* **Stored data**:
──────────
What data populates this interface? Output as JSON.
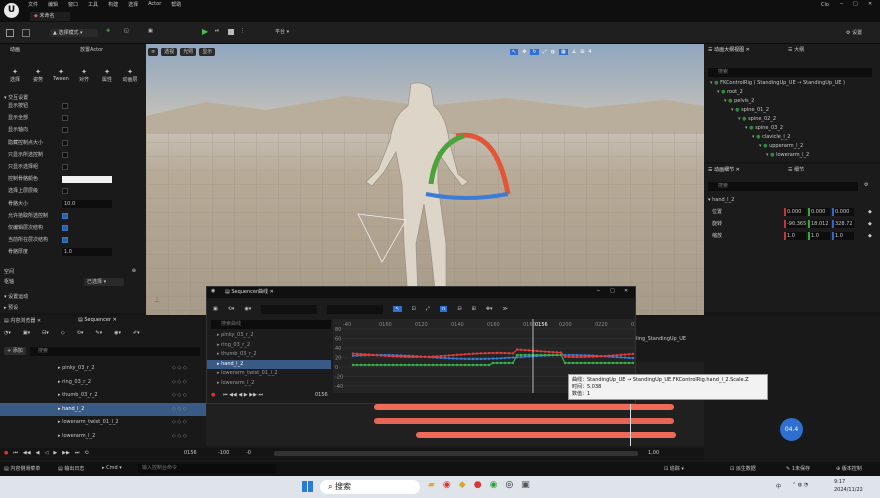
{
  "menu": [
    "文件",
    "编辑",
    "窗口",
    "工具",
    "构建",
    "选择",
    "Actor",
    "帮助"
  ],
  "window": {
    "tab_title": "未命名",
    "user": "Clo"
  },
  "toolbar": {
    "mode_label": "选择模式",
    "platform_label": "平台",
    "settings_label": "设置"
  },
  "left_panel": {
    "tabs": [
      "动画",
      "放置Actor"
    ],
    "tools": [
      "选择",
      "姿势",
      "Tween",
      "对齐",
      "属性",
      "动画层"
    ],
    "section_settings": "交互设置",
    "settings": [
      {
        "label": "显示按钮",
        "type": "check",
        "on": false
      },
      {
        "label": "显示全部",
        "type": "check",
        "on": false
      },
      {
        "label": "显示轴向",
        "type": "check",
        "on": false
      },
      {
        "label": "隐藏控制点大小",
        "type": "check",
        "on": false
      },
      {
        "label": "只显示所选控制",
        "type": "check",
        "on": false
      },
      {
        "label": "只显示选择组",
        "type": "check",
        "on": false
      },
      {
        "label": "控制骨骼颜色",
        "type": "color"
      },
      {
        "label": "选择上层层级",
        "type": "check",
        "on": false
      },
      {
        "label": "骨骼大小",
        "type": "value",
        "value": "10.0"
      },
      {
        "label": "允许拾取所选控制",
        "type": "check",
        "on": true
      },
      {
        "label": "仅编辑层次结构",
        "type": "check",
        "on": true
      },
      {
        "label": "当前所在层次结构",
        "type": "check",
        "on": true
      },
      {
        "label": "骨骼厚度",
        "type": "value",
        "value": "1.0"
      }
    ],
    "space_label": "空间",
    "pivot_label": "枢轴",
    "pivot_value": "已选择",
    "section_more": "设置运动",
    "section_misc": "预设"
  },
  "viewport": {
    "buttons": [
      "透视",
      "光照",
      "显示"
    ],
    "camera_speed": "4"
  },
  "outliner": {
    "tabs": [
      "动画大纲视图",
      "大纲"
    ],
    "search_placeholder": "搜索",
    "items": [
      {
        "label": "FKControlRig ( StandingUp_UE → StandingUp_UE )",
        "indent": 0
      },
      {
        "label": "root_2",
        "indent": 1
      },
      {
        "label": "pelvis_2",
        "indent": 2
      },
      {
        "label": "spine_01_2",
        "indent": 3
      },
      {
        "label": "spine_02_2",
        "indent": 4
      },
      {
        "label": "spine_03_2",
        "indent": 5
      },
      {
        "label": "clavicle_l_2",
        "indent": 6
      },
      {
        "label": "upperarm_l_2",
        "indent": 7
      },
      {
        "label": "lowerarm_l_2",
        "indent": 8
      }
    ]
  },
  "details": {
    "tabs": [
      "动画细节",
      "细节"
    ],
    "search_placeholder": "搜索",
    "section": "hand_l_2",
    "rows": [
      {
        "label": "位置",
        "values": [
          "0.000",
          "0.000",
          "0.000"
        ]
      },
      {
        "label": "旋转",
        "values": [
          "-90.365",
          "18.012",
          "328.72"
        ]
      },
      {
        "label": "缩放",
        "values": [
          "1.0",
          "1.0",
          "1.0"
        ]
      }
    ]
  },
  "content": {
    "tabs": [
      "内容浏览器",
      "Sequencer"
    ],
    "add_label": "+ 添加",
    "search_placeholder": "搜索",
    "tracks": [
      "pinky_03_r_2",
      "ring_03_r_2",
      "thumb_03_r_2",
      "hand_l_2",
      "lowerarm_twist_01_l_2",
      "lowerarm_l_2"
    ],
    "selected": 3,
    "frame": "0156",
    "range_start": "-100",
    "range_end": "1,00",
    "range_mid": "-0"
  },
  "sequencer": {
    "title": "Sequencer曲线",
    "search_placeholder": "搜索曲线",
    "tracks": [
      "pinky_03_r_2",
      "ring_03_r_2",
      "thumb_03_r_2",
      "hand_l_2",
      "lowerarm_twist_01_l_2",
      "lowerarm_l_2"
    ],
    "selected": 3,
    "frame": "0156",
    "y_ticks": [
      "80",
      "60",
      "40",
      "20",
      "0",
      "-20",
      "-40"
    ],
    "x_ticks": [
      "-40",
      "0160",
      "0120",
      "0140",
      "0160",
      "0160",
      "0200",
      "0220",
      "0240"
    ],
    "object_label": "ling_StandingUp_UE",
    "tooltip": [
      "曲线：StandingUp_UE → StandingUp_UE.FKControlRig.hand_l_2.Scale.Z",
      "时间：5.038",
      "数值：1"
    ],
    "playhead_frame": "0156"
  },
  "badge": "04.4",
  "status": {
    "items": [
      "内容侧滑菜单",
      "输出日志",
      "Cmd"
    ],
    "cmd_placeholder": "输入控制台命令",
    "right": [
      "追踪",
      "派生数据",
      "1未保存",
      "版本控制"
    ]
  },
  "taskbar": {
    "search": "搜索",
    "time": "9:17",
    "date": "2024/11/22",
    "lang": "中"
  },
  "colors": {
    "accent": "#2f6fd1",
    "curve_red": "#e23b3b",
    "curve_green": "#34b34a",
    "curve_blue": "#3a7cd8",
    "key_red": "#f06a5a"
  }
}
──────────
* **What you should do**:
Restate the whole listing above exactly, except for its images.

* **Answer to the problem**:
What data populates this interface? Output as JSON.
{
  "menu": [
    "文件",
    "编辑",
    "窗口",
    "工具",
    "构建",
    "选择",
    "Actor",
    "帮助"
  ],
  "window": {
    "tab_title": "未命名",
    "user": "Clo"
  },
  "toolbar": {
    "mode_label": "选择模式",
    "platform_label": "平台",
    "settings_label": "设置"
  },
  "left_panel": {
    "tabs": [
      "动画",
      "放置Actor"
    ],
    "tools": [
      "选择",
      "姿势",
      "Tween",
      "对齐",
      "属性",
      "动画层"
    ],
    "section_settings": "交互设置",
    "settings": [
      {
        "label": "显示按钮",
        "type": "check",
        "on": false
      },
      {
        "label": "显示全部",
        "type": "check",
        "on": false
      },
      {
        "label": "显示轴向",
        "type": "check",
        "on": false
      },
      {
        "label": "隐藏控制点大小",
        "type": "check",
        "on": false
      },
      {
        "label": "只显示所选控制",
        "type": "check",
        "on": false
      },
      {
        "label": "只显示选择组",
        "type": "check",
        "on": false
      },
      {
        "label": "控制骨骼颜色",
        "type": "color"
      },
      {
        "label": "选择上层层级",
        "type": "check",
        "on": false
      },
      {
        "label": "骨骼大小",
        "type": "value",
        "value": "10.0"
      },
      {
        "label": "允许拾取所选控制",
        "type": "check",
        "on": true
      },
      {
        "label": "仅编辑层次结构",
        "type": "check",
        "on": true
      },
      {
        "label": "当前所在层次结构",
        "type": "check",
        "on": true
      },
      {
        "label": "骨骼厚度",
        "type": "value",
        "value": "1.0"
      }
    ],
    "space_label": "空间",
    "pivot_label": "枢轴",
    "pivot_value": "已选择",
    "section_more": "设置运动",
    "section_misc": "预设"
  },
  "viewport": {
    "buttons": [
      "透视",
      "光照",
      "显示"
    ],
    "camera_speed": "4"
  },
  "outliner": {
    "tabs": [
      "动画大纲视图",
      "大纲"
    ],
    "search_placeholder": "搜索",
    "items": [
      {
        "label": "FKControlRig ( StandingUp_UE → StandingUp_UE )",
        "indent": 0
      },
      {
        "label": "root_2",
        "indent": 1
      },
      {
        "label": "pelvis_2",
        "indent": 2
      },
      {
        "label": "spine_01_2",
        "indent": 3
      },
      {
        "label": "spine_02_2",
        "indent": 4
      },
      {
        "label": "spine_03_2",
        "indent": 5
      },
      {
        "label": "clavicle_l_2",
        "indent": 6
      },
      {
        "label": "upperarm_l_2",
        "indent": 7
      },
      {
        "label": "lowerarm_l_2",
        "indent": 8
      }
    ]
  },
  "details": {
    "tabs": [
      "动画细节",
      "细节"
    ],
    "search_placeholder": "搜索",
    "section": "hand_l_2",
    "rows": [
      {
        "label": "位置",
        "values": [
          "0.000",
          "0.000",
          "0.000"
        ]
      },
      {
        "label": "旋转",
        "values": [
          "-90.365",
          "18.012",
          "328.72"
        ]
      },
      {
        "label": "缩放",
        "values": [
          "1.0",
          "1.0",
          "1.0"
        ]
      }
    ]
  },
  "content": {
    "tabs": [
      "内容浏览器",
      "Sequencer"
    ],
    "add_label": "+ 添加",
    "search_placeholder": "搜索",
    "tracks": [
      "pinky_03_r_2",
      "ring_03_r_2",
      "thumb_03_r_2",
      "hand_l_2",
      "lowerarm_twist_01_l_2",
      "lowerarm_l_2"
    ],
    "selected": 3,
    "frame": "0156",
    "range_start": "-100",
    "range_end": "1,00",
    "range_mid": "-0"
  },
  "sequencer": {
    "title": "Sequencer曲线",
    "search_placeholder": "搜索曲线",
    "tracks": [
      "pinky_03_r_2",
      "ring_03_r_2",
      "thumb_03_r_2",
      "hand_l_2",
      "lowerarm_twist_01_l_2",
      "lowerarm_l_2"
    ],
    "selected": 3,
    "frame": "0156",
    "y_ticks": [
      "80",
      "60",
      "40",
      "20",
      "0",
      "-20",
      "-40"
    ],
    "x_ticks": [
      "-40",
      "0160",
      "0120",
      "0140",
      "0160",
      "0160",
      "0200",
      "0220",
      "0240"
    ],
    "object_label": "ling_StandingUp_UE",
    "tooltip": [
      "曲线：StandingUp_UE → StandingUp_UE.FKControlRig.hand_l_2.Scale.Z",
      "时间：5.038",
      "数值：1"
    ],
    "playhead_frame": "0156"
  },
  "badge": "04.4",
  "status": {
    "items": [
      "内容侧滑菜单",
      "输出日志",
      "Cmd"
    ],
    "cmd_placeholder": "输入控制台命令",
    "right": [
      "追踪",
      "派生数据",
      "1未保存",
      "版本控制"
    ]
  },
  "taskbar": {
    "search": "搜索",
    "time": "9:17",
    "date": "2024/11/22",
    "lang": "中"
  },
  "colors": {
    "accent": "#2f6fd1",
    "curve_red": "#e23b3b",
    "curve_green": "#34b34a",
    "curve_blue": "#3a7cd8",
    "key_red": "#f06a5a"
  }
}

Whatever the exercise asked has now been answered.